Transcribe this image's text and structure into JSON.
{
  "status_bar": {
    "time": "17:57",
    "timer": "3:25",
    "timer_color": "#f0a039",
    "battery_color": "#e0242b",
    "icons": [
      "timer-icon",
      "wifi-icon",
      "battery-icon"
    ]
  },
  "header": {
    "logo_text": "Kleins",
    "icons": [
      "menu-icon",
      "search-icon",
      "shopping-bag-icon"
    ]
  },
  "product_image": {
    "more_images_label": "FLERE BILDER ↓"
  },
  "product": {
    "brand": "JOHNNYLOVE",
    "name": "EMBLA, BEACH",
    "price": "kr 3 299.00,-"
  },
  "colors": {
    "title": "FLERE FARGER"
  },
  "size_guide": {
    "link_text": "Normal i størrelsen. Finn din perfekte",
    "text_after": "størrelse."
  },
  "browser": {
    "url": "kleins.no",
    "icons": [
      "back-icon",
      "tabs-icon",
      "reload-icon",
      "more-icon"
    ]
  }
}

* * *

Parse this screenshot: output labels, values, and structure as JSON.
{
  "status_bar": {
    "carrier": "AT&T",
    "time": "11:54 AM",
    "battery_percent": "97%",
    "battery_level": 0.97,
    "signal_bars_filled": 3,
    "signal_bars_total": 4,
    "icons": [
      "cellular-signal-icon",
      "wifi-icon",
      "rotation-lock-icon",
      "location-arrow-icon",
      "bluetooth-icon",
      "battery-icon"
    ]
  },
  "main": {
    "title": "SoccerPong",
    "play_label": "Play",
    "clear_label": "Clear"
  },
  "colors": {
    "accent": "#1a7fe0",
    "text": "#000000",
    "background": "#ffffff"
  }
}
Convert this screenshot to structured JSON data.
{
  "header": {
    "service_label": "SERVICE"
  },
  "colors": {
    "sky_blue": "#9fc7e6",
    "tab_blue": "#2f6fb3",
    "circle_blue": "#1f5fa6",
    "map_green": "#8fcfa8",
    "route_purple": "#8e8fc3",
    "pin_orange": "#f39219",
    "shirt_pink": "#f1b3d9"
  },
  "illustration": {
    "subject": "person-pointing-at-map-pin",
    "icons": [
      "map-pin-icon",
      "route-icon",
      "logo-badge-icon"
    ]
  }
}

* * *

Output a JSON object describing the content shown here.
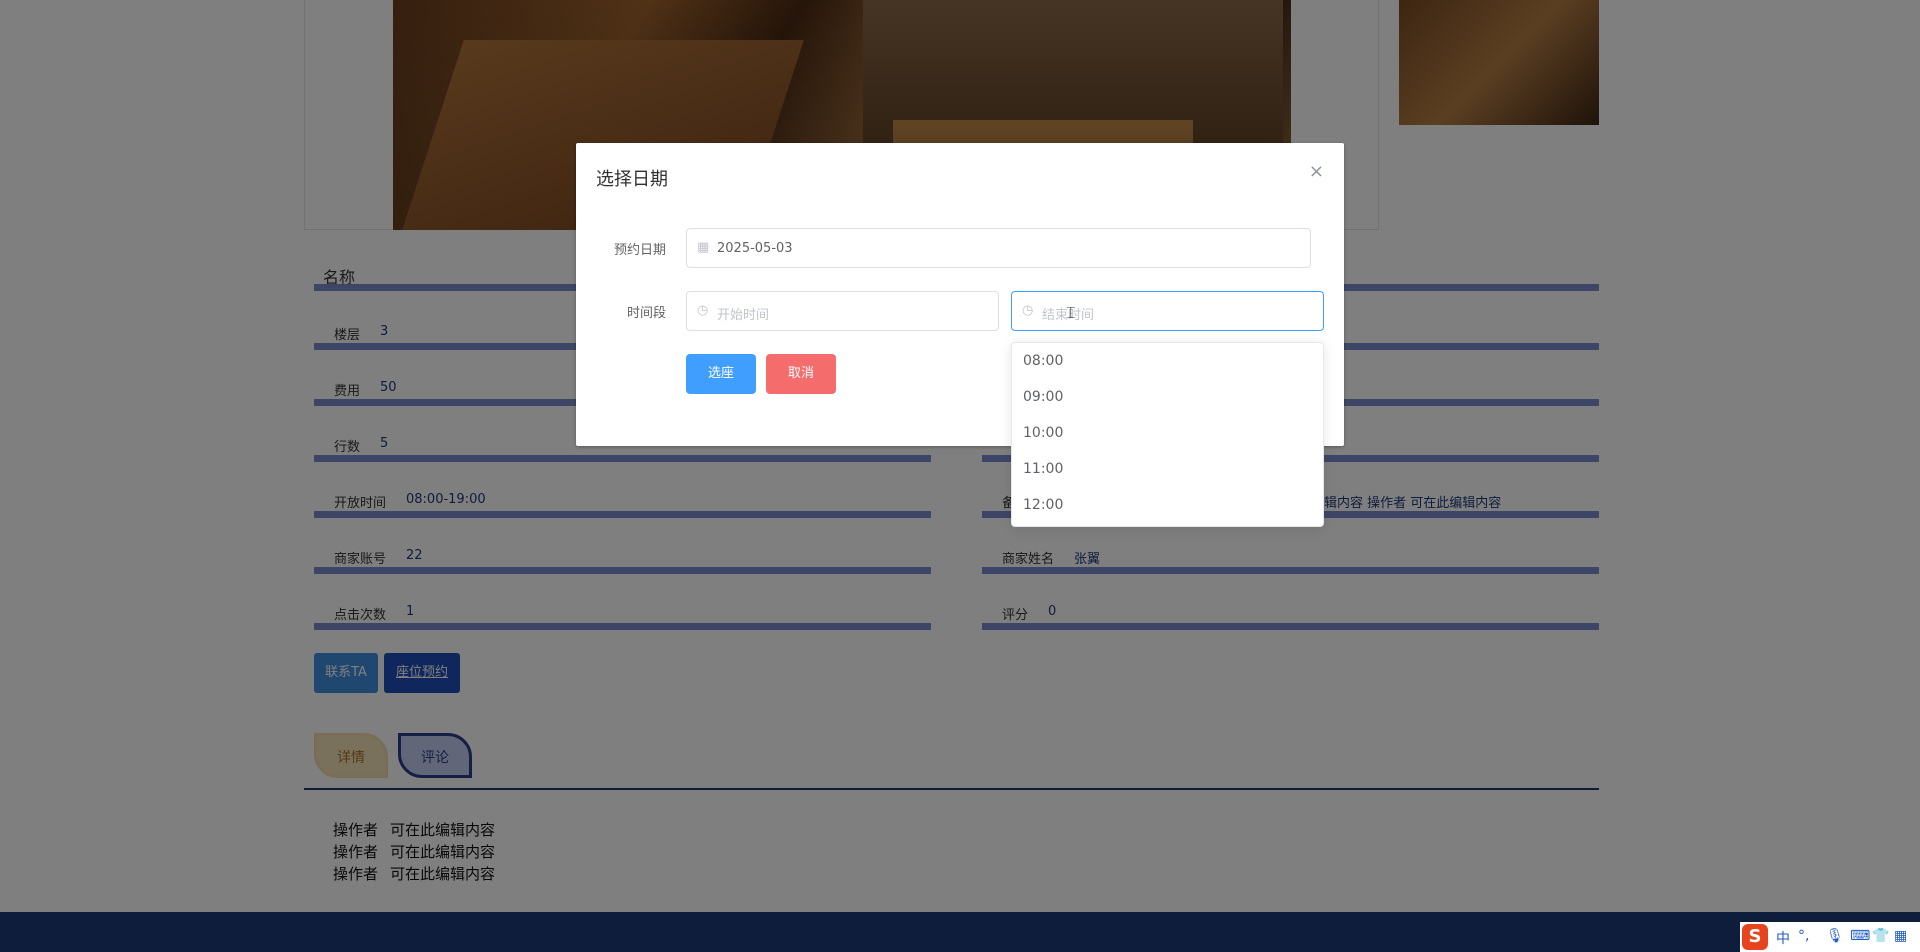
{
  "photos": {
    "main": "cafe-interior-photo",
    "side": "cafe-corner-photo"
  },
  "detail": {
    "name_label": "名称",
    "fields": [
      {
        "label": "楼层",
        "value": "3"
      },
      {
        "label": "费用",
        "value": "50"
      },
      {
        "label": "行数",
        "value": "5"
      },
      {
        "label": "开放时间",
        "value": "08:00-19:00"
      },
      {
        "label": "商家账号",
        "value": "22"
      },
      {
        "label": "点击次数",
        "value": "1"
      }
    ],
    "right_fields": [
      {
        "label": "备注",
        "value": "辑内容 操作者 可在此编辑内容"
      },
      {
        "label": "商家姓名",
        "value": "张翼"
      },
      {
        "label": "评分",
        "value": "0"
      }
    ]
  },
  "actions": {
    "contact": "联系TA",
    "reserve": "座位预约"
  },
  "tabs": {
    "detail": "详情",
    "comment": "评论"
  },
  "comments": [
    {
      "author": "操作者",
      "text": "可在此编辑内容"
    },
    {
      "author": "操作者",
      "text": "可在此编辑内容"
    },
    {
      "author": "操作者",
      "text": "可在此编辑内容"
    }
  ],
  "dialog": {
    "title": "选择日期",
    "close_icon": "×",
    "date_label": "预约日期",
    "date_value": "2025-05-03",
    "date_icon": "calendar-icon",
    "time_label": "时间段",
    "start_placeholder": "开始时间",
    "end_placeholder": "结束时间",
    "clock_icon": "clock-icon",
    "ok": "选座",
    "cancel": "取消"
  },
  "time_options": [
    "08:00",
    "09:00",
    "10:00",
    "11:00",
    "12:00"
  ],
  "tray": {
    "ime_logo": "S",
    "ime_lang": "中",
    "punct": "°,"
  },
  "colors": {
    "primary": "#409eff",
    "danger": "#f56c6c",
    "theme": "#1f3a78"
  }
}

*Given task*. Which lines in the records above contain the string "screenshot"? Copy each one.

*Result below*.
Parse this screenshot: output labels, values, and structure as JSON.
Convert this screenshot to structured JSON data.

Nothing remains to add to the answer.